• [Exercise aim]:
Report the count of lines that carry the string "Antal", and add nothing.

• [Record excerpts]:

------------------------------------------------

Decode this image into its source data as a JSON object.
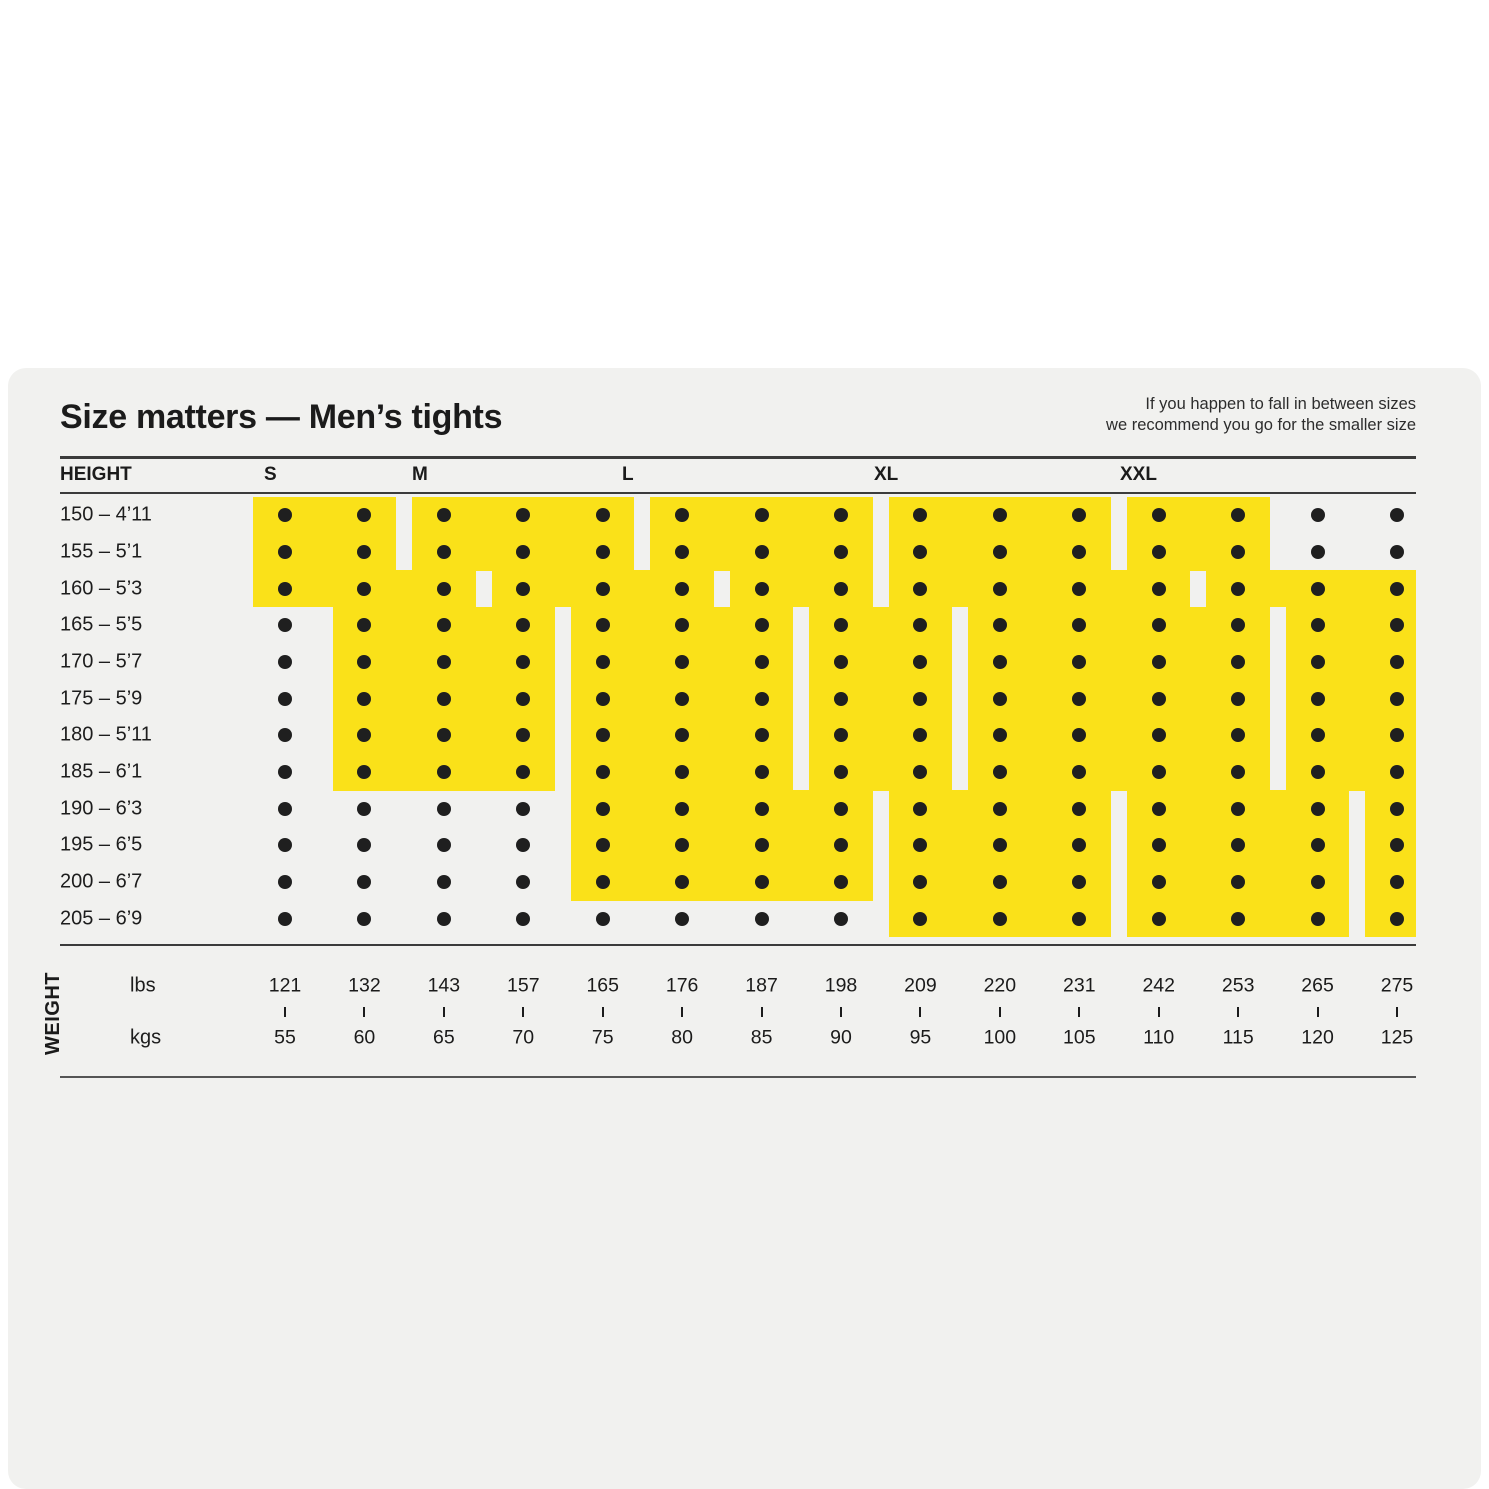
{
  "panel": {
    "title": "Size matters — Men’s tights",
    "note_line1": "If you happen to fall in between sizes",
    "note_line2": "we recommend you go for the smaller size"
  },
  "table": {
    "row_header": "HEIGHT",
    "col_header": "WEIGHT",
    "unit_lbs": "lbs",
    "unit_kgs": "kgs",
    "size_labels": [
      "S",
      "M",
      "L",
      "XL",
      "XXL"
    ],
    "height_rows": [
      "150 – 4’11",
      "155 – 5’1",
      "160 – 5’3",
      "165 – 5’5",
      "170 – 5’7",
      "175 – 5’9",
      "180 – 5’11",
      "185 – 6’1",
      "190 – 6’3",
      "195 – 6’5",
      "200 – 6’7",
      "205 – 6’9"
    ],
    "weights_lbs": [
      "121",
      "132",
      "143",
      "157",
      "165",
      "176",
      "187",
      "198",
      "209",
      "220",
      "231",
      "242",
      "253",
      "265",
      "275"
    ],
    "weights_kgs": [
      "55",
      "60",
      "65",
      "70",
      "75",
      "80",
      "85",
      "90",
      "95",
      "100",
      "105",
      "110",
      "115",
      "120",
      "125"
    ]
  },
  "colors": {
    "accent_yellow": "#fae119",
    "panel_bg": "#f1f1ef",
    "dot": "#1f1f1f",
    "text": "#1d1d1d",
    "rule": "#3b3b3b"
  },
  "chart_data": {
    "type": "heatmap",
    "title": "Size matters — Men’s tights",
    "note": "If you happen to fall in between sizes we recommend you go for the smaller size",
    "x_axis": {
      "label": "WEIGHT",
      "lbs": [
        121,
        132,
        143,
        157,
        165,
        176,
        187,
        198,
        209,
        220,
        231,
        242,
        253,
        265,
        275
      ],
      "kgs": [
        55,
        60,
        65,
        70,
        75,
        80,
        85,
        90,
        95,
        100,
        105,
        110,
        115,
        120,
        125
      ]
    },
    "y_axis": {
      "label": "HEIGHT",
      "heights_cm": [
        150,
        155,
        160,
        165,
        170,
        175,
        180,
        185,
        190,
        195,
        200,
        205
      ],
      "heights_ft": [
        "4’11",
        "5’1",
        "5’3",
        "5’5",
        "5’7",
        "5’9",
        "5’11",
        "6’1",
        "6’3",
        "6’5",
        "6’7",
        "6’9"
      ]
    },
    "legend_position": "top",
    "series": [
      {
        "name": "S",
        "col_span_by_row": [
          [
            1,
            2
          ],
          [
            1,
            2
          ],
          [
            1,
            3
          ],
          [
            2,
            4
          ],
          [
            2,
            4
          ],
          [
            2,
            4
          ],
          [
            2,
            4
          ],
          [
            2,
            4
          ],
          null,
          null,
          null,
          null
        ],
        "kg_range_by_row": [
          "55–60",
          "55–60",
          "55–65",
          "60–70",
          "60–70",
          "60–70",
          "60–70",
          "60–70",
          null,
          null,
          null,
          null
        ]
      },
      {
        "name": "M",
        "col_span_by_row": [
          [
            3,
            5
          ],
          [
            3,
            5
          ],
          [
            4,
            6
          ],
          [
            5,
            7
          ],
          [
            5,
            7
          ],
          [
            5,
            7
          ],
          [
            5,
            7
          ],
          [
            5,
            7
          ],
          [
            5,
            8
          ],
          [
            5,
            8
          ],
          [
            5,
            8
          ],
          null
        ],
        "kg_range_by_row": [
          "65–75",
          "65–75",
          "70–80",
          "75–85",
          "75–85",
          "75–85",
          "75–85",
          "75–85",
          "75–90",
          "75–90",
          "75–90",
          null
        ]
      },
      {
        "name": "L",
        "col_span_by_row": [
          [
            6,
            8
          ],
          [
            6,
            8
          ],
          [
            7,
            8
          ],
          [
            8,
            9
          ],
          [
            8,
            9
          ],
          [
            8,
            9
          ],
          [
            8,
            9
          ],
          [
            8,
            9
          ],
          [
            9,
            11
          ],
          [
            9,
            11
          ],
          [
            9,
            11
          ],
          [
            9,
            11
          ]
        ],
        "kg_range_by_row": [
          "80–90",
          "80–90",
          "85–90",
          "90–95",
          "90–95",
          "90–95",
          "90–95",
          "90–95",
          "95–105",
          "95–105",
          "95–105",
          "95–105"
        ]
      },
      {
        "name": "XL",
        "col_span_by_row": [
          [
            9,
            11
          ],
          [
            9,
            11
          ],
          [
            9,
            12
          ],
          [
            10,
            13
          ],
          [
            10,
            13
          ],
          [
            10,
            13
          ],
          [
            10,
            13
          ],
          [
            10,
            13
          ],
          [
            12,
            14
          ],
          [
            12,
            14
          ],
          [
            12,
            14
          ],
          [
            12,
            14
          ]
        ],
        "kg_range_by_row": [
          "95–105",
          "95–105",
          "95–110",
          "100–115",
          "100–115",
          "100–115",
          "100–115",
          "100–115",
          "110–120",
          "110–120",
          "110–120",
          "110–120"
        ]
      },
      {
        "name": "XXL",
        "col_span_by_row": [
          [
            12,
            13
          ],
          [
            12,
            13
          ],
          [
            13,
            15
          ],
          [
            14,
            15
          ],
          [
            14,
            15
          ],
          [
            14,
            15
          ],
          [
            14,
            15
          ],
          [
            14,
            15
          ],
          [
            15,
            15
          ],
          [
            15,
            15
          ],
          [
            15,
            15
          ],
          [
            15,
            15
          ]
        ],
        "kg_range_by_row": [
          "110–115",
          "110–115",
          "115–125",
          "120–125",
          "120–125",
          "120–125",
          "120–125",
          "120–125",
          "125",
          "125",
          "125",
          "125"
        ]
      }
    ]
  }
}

------------------------------------------------

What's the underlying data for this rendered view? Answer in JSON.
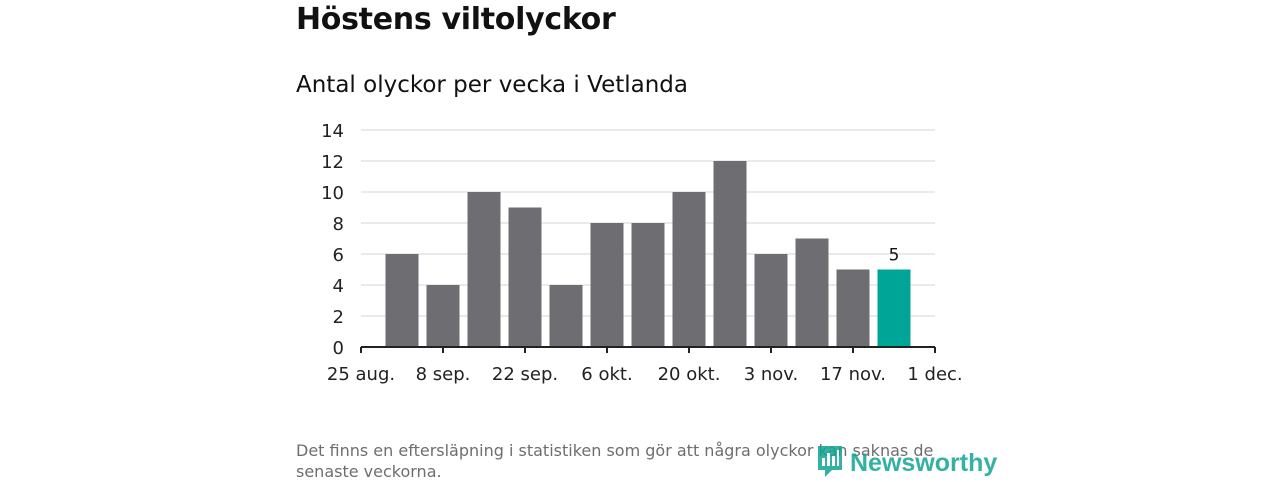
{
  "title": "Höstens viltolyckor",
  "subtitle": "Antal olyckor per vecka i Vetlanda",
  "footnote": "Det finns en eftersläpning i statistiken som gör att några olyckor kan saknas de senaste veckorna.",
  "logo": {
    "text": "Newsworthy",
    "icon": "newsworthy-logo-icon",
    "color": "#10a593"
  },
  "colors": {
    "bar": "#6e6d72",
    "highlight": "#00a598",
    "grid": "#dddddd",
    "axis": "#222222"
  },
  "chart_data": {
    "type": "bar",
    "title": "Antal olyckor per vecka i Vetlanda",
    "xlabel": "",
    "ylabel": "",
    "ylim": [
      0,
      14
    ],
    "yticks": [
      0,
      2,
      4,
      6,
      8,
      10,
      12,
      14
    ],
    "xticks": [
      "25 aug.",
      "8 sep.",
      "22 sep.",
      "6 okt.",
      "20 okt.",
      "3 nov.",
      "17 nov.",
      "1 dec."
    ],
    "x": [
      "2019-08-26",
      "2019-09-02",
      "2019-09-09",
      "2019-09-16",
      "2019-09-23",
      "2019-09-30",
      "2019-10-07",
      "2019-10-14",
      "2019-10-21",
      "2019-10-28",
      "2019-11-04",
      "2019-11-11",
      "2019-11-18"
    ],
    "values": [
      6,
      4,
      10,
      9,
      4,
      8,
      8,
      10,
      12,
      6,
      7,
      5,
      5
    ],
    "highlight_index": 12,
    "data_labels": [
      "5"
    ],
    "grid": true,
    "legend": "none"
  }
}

------------------------------------------------

• [Output for this exercise]:
2